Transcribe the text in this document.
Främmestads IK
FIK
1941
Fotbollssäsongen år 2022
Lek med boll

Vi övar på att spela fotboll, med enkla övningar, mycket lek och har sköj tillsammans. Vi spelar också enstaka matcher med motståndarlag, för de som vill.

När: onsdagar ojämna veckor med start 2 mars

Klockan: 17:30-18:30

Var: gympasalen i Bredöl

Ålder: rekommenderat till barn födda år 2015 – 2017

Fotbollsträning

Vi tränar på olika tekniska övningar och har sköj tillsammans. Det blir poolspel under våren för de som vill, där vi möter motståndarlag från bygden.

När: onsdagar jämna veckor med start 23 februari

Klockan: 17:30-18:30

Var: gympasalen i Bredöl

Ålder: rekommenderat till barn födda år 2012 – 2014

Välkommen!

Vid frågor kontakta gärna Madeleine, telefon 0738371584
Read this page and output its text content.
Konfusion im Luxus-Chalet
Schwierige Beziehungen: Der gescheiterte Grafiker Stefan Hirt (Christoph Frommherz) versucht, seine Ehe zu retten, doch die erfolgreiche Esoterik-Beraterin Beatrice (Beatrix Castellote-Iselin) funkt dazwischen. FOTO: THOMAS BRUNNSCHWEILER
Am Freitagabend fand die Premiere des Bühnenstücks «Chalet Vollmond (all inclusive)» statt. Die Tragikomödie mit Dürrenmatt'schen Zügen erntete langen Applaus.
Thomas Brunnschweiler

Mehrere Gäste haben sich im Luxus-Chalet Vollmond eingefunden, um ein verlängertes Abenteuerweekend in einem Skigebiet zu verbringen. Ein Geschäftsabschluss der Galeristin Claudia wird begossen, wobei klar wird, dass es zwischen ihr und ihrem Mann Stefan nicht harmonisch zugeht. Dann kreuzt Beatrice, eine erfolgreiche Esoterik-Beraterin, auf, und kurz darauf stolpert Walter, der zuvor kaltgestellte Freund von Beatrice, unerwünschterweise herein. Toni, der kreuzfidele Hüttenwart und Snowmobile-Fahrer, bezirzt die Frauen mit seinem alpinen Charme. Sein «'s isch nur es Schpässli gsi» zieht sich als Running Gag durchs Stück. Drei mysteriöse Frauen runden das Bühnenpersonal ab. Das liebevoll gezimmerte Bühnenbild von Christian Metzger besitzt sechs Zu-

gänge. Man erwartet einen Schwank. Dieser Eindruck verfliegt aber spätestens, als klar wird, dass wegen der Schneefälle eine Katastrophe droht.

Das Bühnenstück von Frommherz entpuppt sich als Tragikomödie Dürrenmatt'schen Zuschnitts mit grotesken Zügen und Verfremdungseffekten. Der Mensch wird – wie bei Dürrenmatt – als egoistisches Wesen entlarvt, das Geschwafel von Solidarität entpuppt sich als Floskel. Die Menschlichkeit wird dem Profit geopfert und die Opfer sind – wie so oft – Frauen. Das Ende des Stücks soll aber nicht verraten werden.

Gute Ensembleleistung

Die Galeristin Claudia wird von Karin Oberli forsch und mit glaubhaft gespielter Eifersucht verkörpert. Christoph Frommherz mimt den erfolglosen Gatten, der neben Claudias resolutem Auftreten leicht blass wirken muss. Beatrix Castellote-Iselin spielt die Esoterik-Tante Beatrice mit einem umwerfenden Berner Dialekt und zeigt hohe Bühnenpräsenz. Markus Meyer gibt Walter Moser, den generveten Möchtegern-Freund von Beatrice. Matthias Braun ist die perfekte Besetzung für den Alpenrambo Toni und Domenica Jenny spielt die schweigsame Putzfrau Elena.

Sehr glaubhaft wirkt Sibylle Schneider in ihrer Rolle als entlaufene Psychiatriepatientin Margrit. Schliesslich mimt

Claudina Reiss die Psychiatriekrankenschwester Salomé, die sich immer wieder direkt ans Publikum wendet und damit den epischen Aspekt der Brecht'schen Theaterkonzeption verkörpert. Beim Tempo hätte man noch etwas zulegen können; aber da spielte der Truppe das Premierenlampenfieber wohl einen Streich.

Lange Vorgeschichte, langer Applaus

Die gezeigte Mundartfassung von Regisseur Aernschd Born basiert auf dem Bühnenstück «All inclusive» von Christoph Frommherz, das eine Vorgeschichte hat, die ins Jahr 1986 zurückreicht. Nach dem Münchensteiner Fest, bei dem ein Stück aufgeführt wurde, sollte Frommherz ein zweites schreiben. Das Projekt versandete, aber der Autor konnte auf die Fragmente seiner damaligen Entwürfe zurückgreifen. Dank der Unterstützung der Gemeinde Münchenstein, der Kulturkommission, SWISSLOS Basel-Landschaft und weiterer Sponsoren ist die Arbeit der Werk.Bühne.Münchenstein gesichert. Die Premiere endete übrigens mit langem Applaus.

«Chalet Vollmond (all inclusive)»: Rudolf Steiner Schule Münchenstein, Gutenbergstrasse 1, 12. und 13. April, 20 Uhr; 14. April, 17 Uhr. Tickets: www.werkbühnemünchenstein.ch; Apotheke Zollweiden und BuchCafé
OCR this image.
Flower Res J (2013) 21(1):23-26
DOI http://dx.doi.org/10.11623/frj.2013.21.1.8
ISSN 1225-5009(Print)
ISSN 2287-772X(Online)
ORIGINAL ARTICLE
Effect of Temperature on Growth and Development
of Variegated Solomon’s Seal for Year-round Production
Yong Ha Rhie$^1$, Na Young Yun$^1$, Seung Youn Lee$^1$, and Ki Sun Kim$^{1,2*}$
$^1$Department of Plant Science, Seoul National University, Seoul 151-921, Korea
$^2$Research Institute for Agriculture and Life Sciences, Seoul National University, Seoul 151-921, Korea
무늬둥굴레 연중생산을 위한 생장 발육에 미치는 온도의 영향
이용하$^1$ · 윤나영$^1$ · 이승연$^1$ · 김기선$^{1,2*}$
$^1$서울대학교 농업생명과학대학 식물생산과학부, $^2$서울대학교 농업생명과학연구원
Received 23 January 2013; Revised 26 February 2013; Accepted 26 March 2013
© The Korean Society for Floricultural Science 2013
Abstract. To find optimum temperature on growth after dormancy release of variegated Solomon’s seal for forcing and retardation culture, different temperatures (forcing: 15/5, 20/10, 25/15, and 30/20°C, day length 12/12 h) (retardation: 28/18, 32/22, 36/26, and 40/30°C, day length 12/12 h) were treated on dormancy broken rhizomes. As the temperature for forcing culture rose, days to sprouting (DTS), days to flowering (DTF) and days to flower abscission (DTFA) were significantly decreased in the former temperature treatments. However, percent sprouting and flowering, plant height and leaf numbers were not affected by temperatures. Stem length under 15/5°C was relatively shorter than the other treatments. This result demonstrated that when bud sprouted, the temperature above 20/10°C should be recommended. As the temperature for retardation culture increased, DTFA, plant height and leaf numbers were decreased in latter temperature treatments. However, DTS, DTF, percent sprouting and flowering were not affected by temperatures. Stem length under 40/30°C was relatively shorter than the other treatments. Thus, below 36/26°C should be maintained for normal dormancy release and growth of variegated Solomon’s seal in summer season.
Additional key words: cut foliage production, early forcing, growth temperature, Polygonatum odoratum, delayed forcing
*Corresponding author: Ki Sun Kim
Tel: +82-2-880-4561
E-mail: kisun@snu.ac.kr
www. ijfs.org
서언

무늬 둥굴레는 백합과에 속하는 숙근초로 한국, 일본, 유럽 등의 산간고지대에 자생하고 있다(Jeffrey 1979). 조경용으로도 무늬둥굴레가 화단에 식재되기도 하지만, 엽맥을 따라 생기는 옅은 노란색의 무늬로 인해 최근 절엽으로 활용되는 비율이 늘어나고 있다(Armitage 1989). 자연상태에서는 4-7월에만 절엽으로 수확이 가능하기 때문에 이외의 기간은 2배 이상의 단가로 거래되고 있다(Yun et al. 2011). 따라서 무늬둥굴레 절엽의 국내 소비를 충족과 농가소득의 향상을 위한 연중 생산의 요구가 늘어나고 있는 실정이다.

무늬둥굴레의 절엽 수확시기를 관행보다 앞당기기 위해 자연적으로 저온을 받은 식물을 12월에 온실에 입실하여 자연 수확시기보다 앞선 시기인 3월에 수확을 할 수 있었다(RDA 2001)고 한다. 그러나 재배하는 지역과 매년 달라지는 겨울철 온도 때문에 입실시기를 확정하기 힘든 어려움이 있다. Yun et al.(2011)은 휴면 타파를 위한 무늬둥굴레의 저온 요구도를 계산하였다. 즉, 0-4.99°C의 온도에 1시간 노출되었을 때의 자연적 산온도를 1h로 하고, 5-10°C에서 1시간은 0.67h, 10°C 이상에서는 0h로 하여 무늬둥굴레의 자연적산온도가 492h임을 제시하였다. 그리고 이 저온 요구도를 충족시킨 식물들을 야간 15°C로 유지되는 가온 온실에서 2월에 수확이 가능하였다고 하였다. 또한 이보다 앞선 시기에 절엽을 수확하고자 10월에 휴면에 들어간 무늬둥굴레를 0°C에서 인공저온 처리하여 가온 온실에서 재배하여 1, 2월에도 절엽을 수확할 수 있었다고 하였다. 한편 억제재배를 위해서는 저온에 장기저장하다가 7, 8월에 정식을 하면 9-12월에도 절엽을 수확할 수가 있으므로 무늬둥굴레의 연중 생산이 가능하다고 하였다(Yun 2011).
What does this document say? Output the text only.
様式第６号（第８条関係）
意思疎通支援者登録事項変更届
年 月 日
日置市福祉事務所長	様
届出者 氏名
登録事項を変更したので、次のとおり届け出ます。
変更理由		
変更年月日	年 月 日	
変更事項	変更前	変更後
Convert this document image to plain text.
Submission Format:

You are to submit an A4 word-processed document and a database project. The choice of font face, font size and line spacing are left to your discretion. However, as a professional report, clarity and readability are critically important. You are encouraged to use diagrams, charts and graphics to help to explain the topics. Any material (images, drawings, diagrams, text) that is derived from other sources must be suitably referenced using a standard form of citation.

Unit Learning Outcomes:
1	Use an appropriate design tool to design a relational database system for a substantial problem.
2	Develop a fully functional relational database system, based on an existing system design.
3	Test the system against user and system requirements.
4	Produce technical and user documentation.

- - - -

> [WHAT YOU ARE ASKED TO DO]: Search the lines for "Claudia". Copy each line that has it.

> [SOLUTION TO THIS EXERCISE]:
Mehrere Gäste haben sich im Luxus-Chalet Vollmond eingefunden, um ein verlängertes Abenteuerweekend in einem Skigebiet zu verbringen. Ein Geschäftsabschluss der Galeristin Claudia wird begossen, wobei klar wird, dass es zwischen ihr und ihrem Mann Stefan nicht harmonisch zugeht. Dann kreuzt Beatrice, eine erfolgreiche Esoterik-Beraterin, auf, und kurz darauf stolpert Walter, der zuvor kaltgestellte Freund von Beatrice, unerwünschterweise herein. Toni, der kreuzfidele Hüttenwart und Snowmobile-Fahrer, bezirzt die Frauen mit seinem alpinen Charme. Sein «'s isch nur es Schpässli gsi» zieht sich als Running Gag durchs Stück. Drei mysteriöse Frauen runden das Bühnenpersonal ab. Das liebevoll gezimmerte Bühnenbild von Christian Metzger besitzt sechs Zu-
Die Galeristin Claudia wird von Karin Oberli forsch und mit glaubhaft gespielter Eifersucht verkörpert. Christoph Frommherz mimt den erfolglosen Gatten, der neben Claudias resolutem Auftreten leicht blass wirken muss. Beatrix Castellote-Iselin spielt die Esoterik-Tante Beatrice mit einem umwerfenden Berner Dialekt und zeigt hohe Bühnenpräsenz. Markus Meyer gibt Walter Moser, den generveten Möchtegern-Freund von Beatrice. Matthias Braun ist die perfekte Besetzung für den Alpenrambo Toni und Domenica Jenny spielt die schweigsame Putzfrau Elena.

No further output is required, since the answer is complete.